Trecho fornecido.
◇ ◇ ◇ ◇
Os mais jovens assistem à telenovela de maneira distinta. Enquanto a Geração X espera o Jornal Nacional acabar para assistir ao capítulo do dia, a Geração Z vê Vale Tudo onde, como e quando bem entende. “Alguns se interessam apenas por ver recortes da narrativa. Outros preferem ‘maratonar’ vários capítulos de uma vez”, observa o historiador Jéfferson Balbino, doutor em História pela Universidade Estadual Paulista (Unesp).
Para Balbino, Vale Tudo não foi nem excepcional, nem vexatória. Foi protocolar. Se dependesse dele, obras atemporais não deveriam ser refeitas. A não ser que fossem pelos autores originais. “Por que Mulheres de Areia e A Viagem fizeram sucesso na TV Globo? Porque foram adaptadas pela própria Ivani Ribeiro. Ela apenas acrescentou o que faltou dizer na versão original”, observa.
Para a publicitária Sandra Depexe, doutora em Comunicação pela Universidade Federal de Santa Maria (UFSM), Vale Tudo teve altos e baixos. Entre os pontos positivos, sublinha o casal Cecília e Laís, que seguiu até o fim da trama e chegou a adotar uma criança. Na versão original, Cecília morre e Laís disputa os bens da esposa, com o irmão dela, Marco Aurélio. Causa mortis? Rejeição do público!
Mas, houve pontos negativos também. “Pecou na inserção de trends sem aprofundamento narrativo, como no caso dos bebês reborn, ou de alguns merchandisings que pareciam fugir do contexto da cena, como o sabão em pó da Solange”, adverte. Quem também escapou da morte foi Leonardo. No original, o irmão gêmeo de Heleninha morreu em um acidente de carro.
Paródia de si mesmo
Mas há quem não tenha aprovado a releitura de Manuela Dias. São os 8% que avaliam o remake como ruim ou péssimo. A pesquisadora Tatiana Siciliano, doutora em Antropologia Social pela Universidade Federal do Rio de Janeiro (UFRJ), é uma delas. Como novela, Vale Tudo conquistou tudo o que se espera de uma produção do gênero: gerou receita, engajou o público, causou polêmica… Mas, como obra, deixou a desejar, na sua opinião.
◇ ◇ ◇ ◇
Trabalho solicitado.
[1] Copie do trecho sobre o remake de Vale Tudo tudo o que vai de "Mas, houve pontos" até "na sua opinião.".
[2] Retome o trecho sobre o remake de Vale Tudo e dê continuidade ao texto a partir do ponto em que ele termina.
◇ ◇ ◇ ◇
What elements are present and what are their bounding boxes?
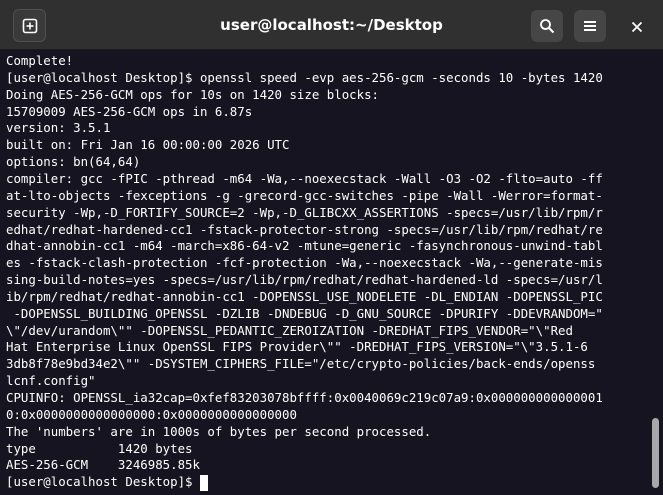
terminal-line: Complete! — [6, 53, 74, 68]
terminal-line: compiler: gcc -fPIC -pthread -m64 -Wa,--… — [6, 170, 603, 186]
terminal-line: Doing AES-256-GCM ops for 10s on 1420 si… — [6, 86, 379, 102]
hamburger-menu-icon — [582, 18, 598, 34]
terminal-line: lcnf.config" — [6, 373, 96, 389]
terminal-line: dhat-annobin-cc1 -m64 -march=x86-64-v2 -… — [6, 238, 603, 254]
terminal-line: [user@localhost Desktop]$ — [6, 474, 200, 490]
terminal-line: 3db8f78e9bd34e2\"" -DSYSTEM_CIPHERS_FILE… — [6, 356, 596, 372]
terminal-line: sing-build-notes=yes -specs=/usr/lib/rpm… — [6, 272, 603, 288]
terminal-line: at-lto-objects -fexceptions -g -grecord-… — [6, 187, 603, 203]
terminal-line: built on: Fri Jan 16 00:00:00 2026 UTC — [6, 137, 290, 153]
close-button[interactable] — [624, 14, 650, 40]
terminal-line: [user@localhost Desktop]$ openssl speed … — [6, 69, 603, 85]
search-button[interactable] — [531, 10, 563, 42]
terminal-line: version: 3.5.1 — [6, 120, 111, 136]
terminal-line: security -Wp,-D_FORTIFY_SOURCE=2 -Wp,-D_… — [6, 204, 603, 220]
terminal-line: \"/dev/urandom\"" -DOPENSSL_PEDANTIC_ZER… — [6, 322, 573, 338]
terminal-line: edhat/redhat-hardened-cc1 -fstack-protec… — [6, 221, 603, 237]
terminal-line: The 'numbers' are in 1000s of bytes per … — [6, 423, 432, 439]
terminal-output[interactable]: Complete! [user@localhost Desktop]$ opens… — [0, 50, 648, 495]
terminal-line: ib/rpm/redhat/redhat-annobin-cc1 -DOPENS… — [6, 288, 603, 304]
terminal-line: AES-256-GCM 3246985.85k — [6, 457, 200, 473]
terminal-line: CPUINFO: OPENSSL_ia32cap=0xfef83203078bf… — [6, 390, 603, 405]
new-tab-button[interactable] — [13, 9, 46, 42]
search-icon — [539, 18, 555, 34]
new-tab-icon — [22, 18, 38, 34]
terminal-line: es -fstack-clash-protection -fcf-protect… — [6, 255, 603, 271]
terminal-line: Hat Enterprise Linux OpenSSL FIPS Provid… — [6, 339, 588, 355]
close-icon — [631, 21, 643, 33]
window-title: user@localhost:~/Desktop — [220, 16, 443, 34]
terminal-line: -DOPENSSL_BUILDING_OPENSSL -DZLIB -DNDEB… — [6, 305, 603, 321]
terminal-window: user@localhost:~/Desktop Complete! [user… — [0, 0, 663, 495]
terminal-line: options: bn(64,64) — [6, 154, 141, 170]
text-cursor — [200, 475, 209, 492]
main-menu-button[interactable] — [574, 10, 606, 42]
scrollbar-thumb[interactable] — [652, 418, 659, 488]
terminal-line: 0:0x0000000000000000:0x0000000000000000 — [6, 406, 297, 422]
terminal-line: type 1420 bytes — [6, 440, 193, 456]
header-bar: user@localhost:~/Desktop — [0, 0, 663, 50]
terminal-line: 15709009 AES-256-GCM ops in 6.87s — [6, 103, 253, 119]
terminal-scrollbar[interactable] — [648, 50, 663, 495]
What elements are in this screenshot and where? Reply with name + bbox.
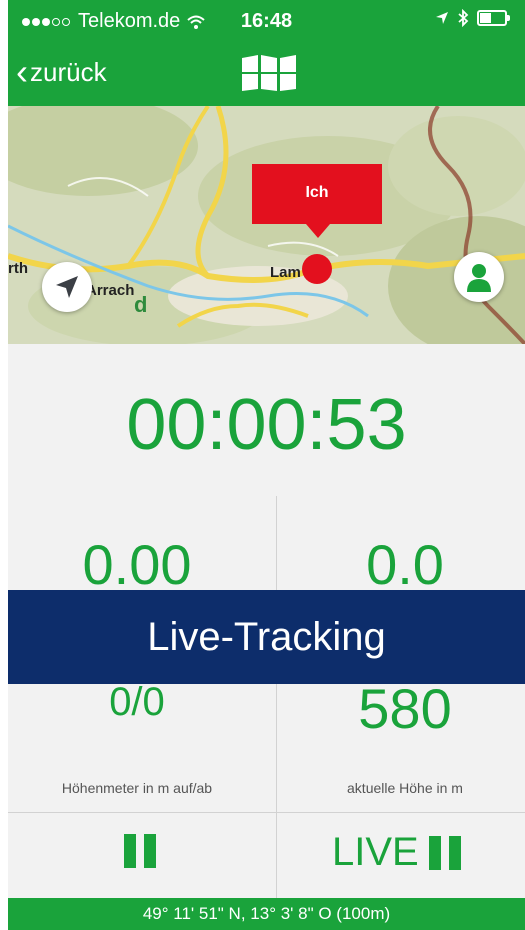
live-tracking-label: Live-Tracking [147,614,386,659]
back-button[interactable]: ‹ zurück [16,54,107,90]
pause-icon [428,835,461,870]
status-icons [435,9,510,27]
current-location-dot [302,254,332,284]
map-label-arrach: Arrach [86,282,135,299]
coordinates-bar: 49° 11' 51" N, 13° 3' 8" O (100m) [8,898,525,930]
map-label-d: d [134,292,148,317]
distance-value: 0.00 [82,533,192,596]
live-pause-button[interactable]: LIVE [332,830,461,875]
pause-tracking-button[interactable] [124,834,156,868]
stats-grid: 0.00 0.0 0/0 Höhenmeter in m auf/ab 580 … [8,496,525,898]
location-arrow-icon [436,12,448,24]
ascent-descent-value: 0/0 [109,680,165,724]
live-tracking-banner[interactable]: Live-Tracking [8,590,525,684]
nav-bar: ‹ zurück [8,42,525,106]
elapsed-time-panel: 00:00:53 [8,344,525,497]
ascent-caption: Höhenmeter in m auf/ab [61,780,213,796]
battery-icon [477,10,510,26]
back-label: zurück [30,56,107,87]
elapsed-time: 00:00:53 [126,385,407,465]
folded-map-icon[interactable] [240,54,298,92]
bluetooth-icon [458,9,469,27]
grid-divider-horizontal [8,812,525,813]
map-canvas [8,106,525,344]
callout-label: Ich [305,184,329,201]
speed-value: 0.0 [366,533,444,596]
location-callout[interactable]: Ich [252,164,382,224]
navigation-arrow-icon[interactable] [42,262,92,312]
map-label-lam: Lam [270,264,301,281]
coordinates-text: 49° 11' 51" N, 13° 3' 8" O (100m) [142,904,391,923]
status-bar: Telekom.de 16:48 [8,0,525,42]
altitude-caption: aktuelle Höhe in m [347,780,463,796]
map-view[interactable]: rth Arrach Lam d Ich [8,106,525,344]
callout-pointer [306,224,330,238]
person-icon[interactable] [454,252,504,302]
chevron-left-icon: ‹ [16,51,28,92]
map-label-rth: rth [8,260,28,277]
altitude-value: 580 [358,677,452,740]
live-label: LIVE [332,830,419,874]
◇ ◇ ◇ ◇
Respostas por tarefa.
[1]
Mas, houve pontos negativos também. “Pecou na inserção de trends sem aprofundamento narrativo, como no caso dos bebês reborn, ou de alguns merchandisings que pareciam fugir do contexto da cena, como o sabão em pó da Solange”, adverte. Quem também escapou da morte foi Leonardo. No original, o irmão gêmeo de Heleninha morreu em um acidente de carro.
Paródia de si mesmo
Mas há quem não tenha aprovado a releitura de Manuela Dias. São os 8% que avaliam o remake como ruim ou péssimo. A pesquisadora Tatiana Siciliano, doutora em Antropologia Social pela Universidade Federal do Rio de Janeiro (UFRJ), é uma delas. Como novela, Vale Tudo conquistou tudo o que se espera de uma produção do gênero: gerou receita, engajou o público, causou polêmica… Mas, como obra, deixou a desejar, na sua opinião.

[2]
“Naturalmente, não se pode cobrar de um remake uma cópia da obra original. Por outro lado, é importante preservar a essência da obra original. Isso, a Vale Tudo de 2025 não fez”, pondera Siciliano. “A nova versão não teve o mesmo impacto sociopolítico da original. Trocou a crítica pela caricatura. É uma paródia.”
Autora de O Brasil Mostra a Sua Cara: Vale Tudo, a Telenovela que Escancarou a Elite e a Corrupção Brasileira, a jornalista Ana Paula Gonçalves engrossa o coro dos descontentes. “Foram tantas as mudanças que não dá para chamar de remake”, lamenta.
Doutora em Comunicação pela PUC-Rio, ela acredita que até temas importantes foram tratados superficialmente. Na trama, Lucimar decide processar Vasco por não pagar a pensão alimentícia do filho. A novela provocou um aumento de 300% na busca pelo aplicativo da Defensoria Pública. Em 1988, Vale Tudo não discutiu o tema. “Logo depois, Lucimar volta para o ex-marido e se casa com ele. Para muitos, a autora prestou um desserviço. Uma pena”, lamenta Gonçalves.
Um dado curioso diz respeito a Odete Roitman: em 1988, 38% dos entrevistados eram a favor da morte da vilã – 20% queriam que ela fosse para prisão e 14% que ficasse na miséria. Em 2025, o índice dos que torciam pela morte dela despencou para 4%. Para 47% dos participantes, a megera tinha que ficar pobre e, para 35%, ser presa.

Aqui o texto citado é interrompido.